> [EXCERPTED RECORDS]:

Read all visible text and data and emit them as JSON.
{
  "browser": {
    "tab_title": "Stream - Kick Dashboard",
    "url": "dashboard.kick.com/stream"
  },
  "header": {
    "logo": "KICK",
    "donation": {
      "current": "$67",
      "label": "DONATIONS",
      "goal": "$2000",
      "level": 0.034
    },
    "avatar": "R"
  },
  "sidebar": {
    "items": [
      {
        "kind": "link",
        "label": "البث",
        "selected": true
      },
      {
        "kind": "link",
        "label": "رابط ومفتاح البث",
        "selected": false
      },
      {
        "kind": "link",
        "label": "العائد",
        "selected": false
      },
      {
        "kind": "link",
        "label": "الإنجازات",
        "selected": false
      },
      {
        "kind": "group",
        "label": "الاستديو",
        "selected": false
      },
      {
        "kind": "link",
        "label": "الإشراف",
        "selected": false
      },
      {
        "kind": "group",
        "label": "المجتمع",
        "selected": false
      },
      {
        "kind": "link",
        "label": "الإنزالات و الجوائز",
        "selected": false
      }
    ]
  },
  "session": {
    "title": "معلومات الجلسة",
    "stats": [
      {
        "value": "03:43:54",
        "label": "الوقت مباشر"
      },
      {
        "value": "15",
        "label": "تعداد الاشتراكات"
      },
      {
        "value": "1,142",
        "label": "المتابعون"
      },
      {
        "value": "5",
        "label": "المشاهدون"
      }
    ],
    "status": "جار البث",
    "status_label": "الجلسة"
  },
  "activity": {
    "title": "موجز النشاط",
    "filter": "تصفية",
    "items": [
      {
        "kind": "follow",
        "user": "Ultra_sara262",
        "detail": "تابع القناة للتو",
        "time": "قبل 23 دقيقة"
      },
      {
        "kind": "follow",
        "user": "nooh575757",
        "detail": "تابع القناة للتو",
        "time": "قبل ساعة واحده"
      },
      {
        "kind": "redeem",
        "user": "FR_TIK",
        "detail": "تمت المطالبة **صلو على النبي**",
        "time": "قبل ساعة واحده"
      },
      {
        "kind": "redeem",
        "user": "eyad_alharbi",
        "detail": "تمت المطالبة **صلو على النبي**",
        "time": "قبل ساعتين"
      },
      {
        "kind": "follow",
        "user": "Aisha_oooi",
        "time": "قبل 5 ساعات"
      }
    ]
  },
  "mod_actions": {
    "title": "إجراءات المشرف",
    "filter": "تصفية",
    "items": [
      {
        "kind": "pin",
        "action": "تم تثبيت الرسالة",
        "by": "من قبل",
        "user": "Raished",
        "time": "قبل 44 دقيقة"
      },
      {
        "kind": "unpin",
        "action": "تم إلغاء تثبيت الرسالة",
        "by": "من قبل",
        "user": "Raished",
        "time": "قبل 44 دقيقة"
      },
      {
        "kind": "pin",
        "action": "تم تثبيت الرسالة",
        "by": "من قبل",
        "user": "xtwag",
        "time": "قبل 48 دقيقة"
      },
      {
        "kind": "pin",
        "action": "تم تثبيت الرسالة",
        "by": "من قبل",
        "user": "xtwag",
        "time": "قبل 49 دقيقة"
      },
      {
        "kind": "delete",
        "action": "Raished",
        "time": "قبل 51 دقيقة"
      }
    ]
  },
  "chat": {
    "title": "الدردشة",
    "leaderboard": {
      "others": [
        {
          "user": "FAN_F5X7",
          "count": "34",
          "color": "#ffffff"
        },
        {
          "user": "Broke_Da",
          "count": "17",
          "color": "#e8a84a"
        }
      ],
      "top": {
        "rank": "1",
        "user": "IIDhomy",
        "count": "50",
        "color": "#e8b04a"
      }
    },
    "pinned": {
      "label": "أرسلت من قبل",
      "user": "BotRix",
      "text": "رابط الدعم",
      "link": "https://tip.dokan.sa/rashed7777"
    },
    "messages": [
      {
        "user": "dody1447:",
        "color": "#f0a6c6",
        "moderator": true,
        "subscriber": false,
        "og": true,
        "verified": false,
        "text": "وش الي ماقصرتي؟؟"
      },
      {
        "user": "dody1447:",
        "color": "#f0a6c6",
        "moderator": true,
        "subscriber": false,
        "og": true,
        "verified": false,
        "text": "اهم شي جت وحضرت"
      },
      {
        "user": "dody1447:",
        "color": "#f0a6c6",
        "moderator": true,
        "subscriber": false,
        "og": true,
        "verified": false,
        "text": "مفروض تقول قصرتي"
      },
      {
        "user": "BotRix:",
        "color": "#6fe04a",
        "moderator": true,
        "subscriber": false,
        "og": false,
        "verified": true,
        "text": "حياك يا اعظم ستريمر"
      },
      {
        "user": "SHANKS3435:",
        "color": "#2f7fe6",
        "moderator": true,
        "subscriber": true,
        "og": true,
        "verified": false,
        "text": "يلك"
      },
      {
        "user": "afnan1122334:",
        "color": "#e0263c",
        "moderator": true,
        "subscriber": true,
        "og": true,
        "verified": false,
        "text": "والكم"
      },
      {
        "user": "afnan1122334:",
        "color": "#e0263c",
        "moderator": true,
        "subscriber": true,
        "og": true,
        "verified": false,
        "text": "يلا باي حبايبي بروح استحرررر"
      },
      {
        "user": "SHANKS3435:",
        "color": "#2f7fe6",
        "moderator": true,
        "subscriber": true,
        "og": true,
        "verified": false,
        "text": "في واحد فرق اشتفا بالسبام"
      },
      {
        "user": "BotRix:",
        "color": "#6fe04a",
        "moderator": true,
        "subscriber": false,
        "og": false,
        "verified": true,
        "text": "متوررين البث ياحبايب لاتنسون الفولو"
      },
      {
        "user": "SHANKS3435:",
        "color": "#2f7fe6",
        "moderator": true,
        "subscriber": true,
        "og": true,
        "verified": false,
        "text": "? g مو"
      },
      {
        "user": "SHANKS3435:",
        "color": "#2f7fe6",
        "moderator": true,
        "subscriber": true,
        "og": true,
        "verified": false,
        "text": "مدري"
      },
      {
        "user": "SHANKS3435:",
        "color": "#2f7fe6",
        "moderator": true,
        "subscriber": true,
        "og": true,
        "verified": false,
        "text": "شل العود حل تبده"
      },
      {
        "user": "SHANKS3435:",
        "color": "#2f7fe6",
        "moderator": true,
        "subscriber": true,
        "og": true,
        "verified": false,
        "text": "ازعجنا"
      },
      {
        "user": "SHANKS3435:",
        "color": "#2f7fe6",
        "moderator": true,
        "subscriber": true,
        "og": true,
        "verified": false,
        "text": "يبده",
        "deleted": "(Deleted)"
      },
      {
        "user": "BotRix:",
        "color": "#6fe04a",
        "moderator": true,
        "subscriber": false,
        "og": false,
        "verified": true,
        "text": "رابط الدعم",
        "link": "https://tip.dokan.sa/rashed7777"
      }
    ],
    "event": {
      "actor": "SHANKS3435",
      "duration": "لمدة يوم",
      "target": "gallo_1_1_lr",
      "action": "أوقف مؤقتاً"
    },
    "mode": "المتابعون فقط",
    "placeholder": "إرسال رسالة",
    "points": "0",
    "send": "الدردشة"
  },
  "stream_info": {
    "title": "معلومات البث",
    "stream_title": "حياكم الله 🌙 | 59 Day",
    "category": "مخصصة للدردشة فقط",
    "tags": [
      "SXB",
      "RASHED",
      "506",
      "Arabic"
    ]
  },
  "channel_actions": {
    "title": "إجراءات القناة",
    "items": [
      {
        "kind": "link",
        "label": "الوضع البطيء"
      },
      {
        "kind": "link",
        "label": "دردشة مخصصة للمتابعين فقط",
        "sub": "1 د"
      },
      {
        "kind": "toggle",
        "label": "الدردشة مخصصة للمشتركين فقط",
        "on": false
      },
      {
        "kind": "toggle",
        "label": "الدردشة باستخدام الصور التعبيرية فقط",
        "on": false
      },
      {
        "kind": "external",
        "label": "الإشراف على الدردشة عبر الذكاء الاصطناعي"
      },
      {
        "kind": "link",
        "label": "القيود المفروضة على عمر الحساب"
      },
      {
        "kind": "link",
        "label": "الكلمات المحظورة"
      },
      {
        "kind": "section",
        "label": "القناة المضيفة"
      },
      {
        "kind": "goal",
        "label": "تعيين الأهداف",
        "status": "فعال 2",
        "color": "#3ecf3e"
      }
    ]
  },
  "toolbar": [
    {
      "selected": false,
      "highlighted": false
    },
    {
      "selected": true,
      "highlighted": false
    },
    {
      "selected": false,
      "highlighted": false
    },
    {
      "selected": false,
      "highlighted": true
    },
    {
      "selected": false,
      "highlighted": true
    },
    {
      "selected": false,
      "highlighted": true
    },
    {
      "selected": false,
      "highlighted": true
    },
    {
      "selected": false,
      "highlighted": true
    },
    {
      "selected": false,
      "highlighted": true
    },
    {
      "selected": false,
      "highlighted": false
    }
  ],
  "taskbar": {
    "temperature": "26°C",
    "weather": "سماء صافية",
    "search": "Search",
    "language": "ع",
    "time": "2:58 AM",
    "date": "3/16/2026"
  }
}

> [OBJECTIVE]: Collect every line with the string "https" from the records, and copy each.

> [SOLUTION TO THIS TASK]:
      "link": "https://tip.dokan.sa/rashed7777"
        "link": "https://tip.dokan.sa/rashed7777"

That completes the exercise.